What to do
Pick out each line of the records in which the word "name" appears.

Input records
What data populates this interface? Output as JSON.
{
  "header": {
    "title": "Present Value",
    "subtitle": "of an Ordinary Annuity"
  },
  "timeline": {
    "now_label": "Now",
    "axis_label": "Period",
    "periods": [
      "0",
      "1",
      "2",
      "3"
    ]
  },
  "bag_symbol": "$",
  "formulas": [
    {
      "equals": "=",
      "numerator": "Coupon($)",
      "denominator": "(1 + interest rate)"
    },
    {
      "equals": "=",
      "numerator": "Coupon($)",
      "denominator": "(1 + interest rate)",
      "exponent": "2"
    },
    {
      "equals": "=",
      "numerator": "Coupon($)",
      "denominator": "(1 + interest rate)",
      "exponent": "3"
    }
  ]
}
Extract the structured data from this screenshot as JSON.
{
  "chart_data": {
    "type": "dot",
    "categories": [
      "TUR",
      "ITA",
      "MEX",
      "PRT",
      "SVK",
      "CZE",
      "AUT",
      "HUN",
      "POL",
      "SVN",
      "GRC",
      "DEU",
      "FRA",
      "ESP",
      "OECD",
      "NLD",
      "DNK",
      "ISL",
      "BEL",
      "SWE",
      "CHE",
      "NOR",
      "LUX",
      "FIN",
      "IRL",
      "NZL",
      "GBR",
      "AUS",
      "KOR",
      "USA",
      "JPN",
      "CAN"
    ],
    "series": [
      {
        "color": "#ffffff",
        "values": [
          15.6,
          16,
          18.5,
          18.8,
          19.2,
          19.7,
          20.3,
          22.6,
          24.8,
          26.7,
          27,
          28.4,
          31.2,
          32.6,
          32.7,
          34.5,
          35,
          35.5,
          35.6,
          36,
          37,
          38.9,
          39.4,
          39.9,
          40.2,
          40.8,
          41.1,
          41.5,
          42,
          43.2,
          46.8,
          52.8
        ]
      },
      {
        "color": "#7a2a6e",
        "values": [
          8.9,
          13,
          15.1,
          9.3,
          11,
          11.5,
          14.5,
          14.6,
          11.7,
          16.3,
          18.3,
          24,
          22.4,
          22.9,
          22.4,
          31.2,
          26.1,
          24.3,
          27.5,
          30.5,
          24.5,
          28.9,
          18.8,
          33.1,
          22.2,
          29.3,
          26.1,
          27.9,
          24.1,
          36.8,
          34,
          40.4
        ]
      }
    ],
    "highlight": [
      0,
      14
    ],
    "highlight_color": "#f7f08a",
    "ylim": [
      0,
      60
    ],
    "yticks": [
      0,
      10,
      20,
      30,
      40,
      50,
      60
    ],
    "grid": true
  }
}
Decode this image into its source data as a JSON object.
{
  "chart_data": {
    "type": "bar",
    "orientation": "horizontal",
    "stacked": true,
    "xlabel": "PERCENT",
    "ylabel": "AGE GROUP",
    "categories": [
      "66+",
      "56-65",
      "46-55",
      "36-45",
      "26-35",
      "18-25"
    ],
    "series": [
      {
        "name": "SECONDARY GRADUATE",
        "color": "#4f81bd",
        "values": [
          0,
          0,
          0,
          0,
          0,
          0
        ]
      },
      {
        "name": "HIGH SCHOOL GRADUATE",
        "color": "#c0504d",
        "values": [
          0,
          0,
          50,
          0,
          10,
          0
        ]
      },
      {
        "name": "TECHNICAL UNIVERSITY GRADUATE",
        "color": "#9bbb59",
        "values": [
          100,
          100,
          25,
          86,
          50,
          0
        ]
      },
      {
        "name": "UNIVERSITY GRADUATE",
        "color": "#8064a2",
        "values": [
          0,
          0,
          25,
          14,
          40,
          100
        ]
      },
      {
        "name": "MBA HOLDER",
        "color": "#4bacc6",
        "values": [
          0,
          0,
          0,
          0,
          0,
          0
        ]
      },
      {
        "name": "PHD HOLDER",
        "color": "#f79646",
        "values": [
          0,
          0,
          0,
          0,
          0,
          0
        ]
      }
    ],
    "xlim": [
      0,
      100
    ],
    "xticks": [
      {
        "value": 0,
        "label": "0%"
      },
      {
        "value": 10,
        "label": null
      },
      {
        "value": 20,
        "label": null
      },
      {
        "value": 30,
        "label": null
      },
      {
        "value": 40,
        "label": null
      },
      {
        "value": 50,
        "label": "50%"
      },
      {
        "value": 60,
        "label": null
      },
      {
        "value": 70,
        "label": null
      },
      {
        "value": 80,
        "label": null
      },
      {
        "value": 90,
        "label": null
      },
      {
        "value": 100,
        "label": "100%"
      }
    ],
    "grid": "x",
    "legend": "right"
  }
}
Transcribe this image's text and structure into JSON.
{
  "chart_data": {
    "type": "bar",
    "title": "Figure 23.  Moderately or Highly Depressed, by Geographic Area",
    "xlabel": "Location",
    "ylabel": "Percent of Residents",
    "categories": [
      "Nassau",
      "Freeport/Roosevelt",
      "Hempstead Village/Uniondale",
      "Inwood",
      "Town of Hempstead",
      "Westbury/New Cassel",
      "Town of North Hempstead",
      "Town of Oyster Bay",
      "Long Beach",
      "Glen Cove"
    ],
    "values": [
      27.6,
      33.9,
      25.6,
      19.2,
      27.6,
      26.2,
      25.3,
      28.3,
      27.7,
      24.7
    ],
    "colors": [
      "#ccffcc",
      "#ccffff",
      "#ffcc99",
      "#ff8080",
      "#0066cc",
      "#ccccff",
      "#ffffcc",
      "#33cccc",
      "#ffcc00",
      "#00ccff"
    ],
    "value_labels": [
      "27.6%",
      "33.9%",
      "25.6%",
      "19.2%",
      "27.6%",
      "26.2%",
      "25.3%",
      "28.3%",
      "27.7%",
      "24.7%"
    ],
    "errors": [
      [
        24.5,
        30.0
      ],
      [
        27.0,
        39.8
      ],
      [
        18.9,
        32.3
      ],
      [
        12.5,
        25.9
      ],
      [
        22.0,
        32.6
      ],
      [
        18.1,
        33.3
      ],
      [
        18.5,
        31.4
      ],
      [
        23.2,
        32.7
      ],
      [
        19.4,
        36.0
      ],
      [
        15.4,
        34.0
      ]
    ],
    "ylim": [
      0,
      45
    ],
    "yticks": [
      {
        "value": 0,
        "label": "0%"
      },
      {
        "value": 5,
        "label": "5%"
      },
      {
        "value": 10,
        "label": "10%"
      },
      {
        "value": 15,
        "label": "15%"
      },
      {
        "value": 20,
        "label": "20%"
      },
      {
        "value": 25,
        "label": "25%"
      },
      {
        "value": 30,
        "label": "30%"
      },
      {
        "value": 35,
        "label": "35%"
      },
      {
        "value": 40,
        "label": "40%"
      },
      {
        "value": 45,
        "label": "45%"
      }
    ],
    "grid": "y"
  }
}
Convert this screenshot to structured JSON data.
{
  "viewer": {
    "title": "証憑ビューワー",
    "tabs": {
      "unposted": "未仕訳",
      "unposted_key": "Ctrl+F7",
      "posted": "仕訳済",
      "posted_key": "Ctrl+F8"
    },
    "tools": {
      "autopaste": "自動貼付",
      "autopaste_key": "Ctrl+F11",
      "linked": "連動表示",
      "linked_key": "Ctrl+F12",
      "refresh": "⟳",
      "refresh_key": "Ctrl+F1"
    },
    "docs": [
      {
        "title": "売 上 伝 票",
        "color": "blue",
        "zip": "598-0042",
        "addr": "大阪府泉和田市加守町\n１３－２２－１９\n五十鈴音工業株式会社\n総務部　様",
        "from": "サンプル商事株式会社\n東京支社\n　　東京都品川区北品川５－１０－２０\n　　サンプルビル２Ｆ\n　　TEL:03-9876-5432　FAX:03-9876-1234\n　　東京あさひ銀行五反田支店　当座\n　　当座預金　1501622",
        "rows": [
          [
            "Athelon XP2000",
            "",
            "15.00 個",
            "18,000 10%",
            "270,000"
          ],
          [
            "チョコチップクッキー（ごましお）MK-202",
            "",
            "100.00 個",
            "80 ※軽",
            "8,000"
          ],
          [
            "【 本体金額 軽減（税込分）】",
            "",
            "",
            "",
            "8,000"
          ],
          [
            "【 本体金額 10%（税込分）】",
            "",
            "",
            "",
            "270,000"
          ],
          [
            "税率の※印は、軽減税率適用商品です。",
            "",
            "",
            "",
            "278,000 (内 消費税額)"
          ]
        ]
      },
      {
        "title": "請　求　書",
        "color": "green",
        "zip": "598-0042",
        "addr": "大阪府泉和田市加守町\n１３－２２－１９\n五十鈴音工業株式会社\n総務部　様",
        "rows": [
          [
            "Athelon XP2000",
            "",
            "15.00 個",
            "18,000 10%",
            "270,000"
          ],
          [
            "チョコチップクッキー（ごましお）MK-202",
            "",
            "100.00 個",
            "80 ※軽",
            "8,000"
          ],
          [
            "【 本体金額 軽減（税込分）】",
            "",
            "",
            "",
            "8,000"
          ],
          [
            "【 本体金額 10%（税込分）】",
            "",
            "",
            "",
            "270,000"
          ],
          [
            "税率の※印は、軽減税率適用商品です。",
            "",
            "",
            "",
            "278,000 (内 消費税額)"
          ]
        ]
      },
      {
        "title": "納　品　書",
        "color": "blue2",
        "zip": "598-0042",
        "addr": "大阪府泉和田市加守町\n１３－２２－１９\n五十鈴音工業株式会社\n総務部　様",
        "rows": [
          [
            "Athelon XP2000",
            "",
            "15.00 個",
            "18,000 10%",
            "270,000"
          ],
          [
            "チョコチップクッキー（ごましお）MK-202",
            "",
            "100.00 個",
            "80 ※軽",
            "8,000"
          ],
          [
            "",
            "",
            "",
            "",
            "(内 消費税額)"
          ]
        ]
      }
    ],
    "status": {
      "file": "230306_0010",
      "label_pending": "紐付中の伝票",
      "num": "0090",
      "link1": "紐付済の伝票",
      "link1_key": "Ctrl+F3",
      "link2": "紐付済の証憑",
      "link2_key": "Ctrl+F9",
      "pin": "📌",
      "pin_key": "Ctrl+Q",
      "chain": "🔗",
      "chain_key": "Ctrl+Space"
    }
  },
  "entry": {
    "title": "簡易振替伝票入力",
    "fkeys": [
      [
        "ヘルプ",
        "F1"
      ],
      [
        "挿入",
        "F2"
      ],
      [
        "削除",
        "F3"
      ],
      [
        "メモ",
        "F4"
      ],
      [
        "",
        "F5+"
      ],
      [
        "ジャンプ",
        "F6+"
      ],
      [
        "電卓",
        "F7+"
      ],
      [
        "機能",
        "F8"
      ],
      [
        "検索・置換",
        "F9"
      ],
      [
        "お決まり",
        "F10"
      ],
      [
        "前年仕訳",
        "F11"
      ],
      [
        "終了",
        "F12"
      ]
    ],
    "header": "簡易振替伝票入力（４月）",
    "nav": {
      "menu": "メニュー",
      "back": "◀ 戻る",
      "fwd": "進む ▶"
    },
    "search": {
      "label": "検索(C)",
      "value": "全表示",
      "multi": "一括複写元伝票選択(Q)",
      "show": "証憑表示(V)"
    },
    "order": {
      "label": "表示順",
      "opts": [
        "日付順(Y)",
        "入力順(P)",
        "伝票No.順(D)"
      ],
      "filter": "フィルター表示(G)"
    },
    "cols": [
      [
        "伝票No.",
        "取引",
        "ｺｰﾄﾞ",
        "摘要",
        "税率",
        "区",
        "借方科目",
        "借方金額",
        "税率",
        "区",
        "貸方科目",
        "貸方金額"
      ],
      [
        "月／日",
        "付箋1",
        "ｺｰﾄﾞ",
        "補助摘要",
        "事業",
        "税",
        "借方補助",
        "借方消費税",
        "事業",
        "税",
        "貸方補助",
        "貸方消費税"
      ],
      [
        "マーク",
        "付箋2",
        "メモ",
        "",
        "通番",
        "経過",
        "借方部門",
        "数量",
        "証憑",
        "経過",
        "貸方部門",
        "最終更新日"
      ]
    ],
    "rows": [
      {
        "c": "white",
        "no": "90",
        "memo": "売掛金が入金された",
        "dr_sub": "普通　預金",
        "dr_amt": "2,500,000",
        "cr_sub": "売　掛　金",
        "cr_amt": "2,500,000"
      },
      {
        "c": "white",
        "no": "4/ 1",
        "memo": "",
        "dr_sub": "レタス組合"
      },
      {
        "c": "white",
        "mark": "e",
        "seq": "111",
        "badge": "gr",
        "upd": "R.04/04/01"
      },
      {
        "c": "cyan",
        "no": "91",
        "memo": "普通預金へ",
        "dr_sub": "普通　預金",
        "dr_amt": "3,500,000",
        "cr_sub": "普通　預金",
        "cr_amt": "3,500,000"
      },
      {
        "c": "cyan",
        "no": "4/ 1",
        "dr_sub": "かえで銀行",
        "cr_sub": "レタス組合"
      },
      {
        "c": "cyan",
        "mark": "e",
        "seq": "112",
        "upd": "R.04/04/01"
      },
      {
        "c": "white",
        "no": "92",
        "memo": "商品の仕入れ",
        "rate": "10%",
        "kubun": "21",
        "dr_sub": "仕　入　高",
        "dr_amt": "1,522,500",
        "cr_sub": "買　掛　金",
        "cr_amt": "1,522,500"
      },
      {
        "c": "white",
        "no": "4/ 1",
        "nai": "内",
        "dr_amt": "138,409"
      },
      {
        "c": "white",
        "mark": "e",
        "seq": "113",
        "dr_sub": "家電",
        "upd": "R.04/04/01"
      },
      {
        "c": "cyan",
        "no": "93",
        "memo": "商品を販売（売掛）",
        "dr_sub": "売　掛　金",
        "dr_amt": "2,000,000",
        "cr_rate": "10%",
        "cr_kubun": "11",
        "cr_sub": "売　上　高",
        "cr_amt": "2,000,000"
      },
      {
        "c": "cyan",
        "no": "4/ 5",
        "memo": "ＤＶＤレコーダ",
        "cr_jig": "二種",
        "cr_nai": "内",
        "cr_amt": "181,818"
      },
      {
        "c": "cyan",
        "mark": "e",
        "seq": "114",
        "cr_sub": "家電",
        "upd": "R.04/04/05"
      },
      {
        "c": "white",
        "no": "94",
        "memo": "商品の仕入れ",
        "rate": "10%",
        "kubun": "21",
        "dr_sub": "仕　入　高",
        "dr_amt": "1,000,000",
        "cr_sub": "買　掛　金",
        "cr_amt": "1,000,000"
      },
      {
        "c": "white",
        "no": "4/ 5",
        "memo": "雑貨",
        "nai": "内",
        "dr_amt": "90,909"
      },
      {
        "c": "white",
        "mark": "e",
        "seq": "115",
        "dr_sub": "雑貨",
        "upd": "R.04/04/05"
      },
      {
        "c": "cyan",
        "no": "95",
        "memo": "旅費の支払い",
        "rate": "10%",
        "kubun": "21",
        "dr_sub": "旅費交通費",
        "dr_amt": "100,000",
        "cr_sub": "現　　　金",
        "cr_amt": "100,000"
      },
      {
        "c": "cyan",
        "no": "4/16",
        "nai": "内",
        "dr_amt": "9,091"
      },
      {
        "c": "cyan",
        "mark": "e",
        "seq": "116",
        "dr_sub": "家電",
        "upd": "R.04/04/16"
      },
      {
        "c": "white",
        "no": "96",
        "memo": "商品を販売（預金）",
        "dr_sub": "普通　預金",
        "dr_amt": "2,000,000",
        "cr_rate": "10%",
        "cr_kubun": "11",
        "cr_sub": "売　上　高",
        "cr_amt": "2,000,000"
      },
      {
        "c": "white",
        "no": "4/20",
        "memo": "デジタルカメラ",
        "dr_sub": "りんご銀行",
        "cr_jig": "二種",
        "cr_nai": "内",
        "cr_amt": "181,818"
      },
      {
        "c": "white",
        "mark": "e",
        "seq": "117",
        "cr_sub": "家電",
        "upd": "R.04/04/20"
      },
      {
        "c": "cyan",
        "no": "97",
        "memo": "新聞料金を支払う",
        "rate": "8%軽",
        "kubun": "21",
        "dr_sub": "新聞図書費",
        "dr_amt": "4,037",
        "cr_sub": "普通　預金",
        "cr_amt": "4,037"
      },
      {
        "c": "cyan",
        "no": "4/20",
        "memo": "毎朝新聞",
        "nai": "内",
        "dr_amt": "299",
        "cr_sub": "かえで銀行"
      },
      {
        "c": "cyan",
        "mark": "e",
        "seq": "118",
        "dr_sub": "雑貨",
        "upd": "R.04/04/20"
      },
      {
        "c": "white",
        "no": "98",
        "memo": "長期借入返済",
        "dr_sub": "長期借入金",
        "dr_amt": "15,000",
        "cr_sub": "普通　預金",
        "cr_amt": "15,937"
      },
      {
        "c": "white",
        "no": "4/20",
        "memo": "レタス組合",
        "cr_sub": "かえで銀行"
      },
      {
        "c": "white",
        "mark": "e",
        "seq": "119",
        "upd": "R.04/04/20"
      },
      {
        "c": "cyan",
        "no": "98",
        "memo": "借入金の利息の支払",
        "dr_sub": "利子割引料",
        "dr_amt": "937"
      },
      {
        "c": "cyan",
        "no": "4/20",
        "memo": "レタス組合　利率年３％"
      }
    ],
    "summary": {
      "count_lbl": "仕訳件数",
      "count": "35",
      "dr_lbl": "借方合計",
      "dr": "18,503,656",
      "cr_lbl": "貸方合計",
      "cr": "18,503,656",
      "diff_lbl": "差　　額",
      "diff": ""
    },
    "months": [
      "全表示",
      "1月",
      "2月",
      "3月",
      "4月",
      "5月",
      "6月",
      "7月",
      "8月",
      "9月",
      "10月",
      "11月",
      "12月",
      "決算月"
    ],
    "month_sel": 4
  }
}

Answer to this task
        "name": "SECONDARY GRADUATE",
        "name": "HIGH SCHOOL GRADUATE",
        "name": "TECHNICAL UNIVERSITY GRADUATE",
        "name": "UNIVERSITY GRADUATE",
        "name": "MBA HOLDER",
        "name": "PHD HOLDER",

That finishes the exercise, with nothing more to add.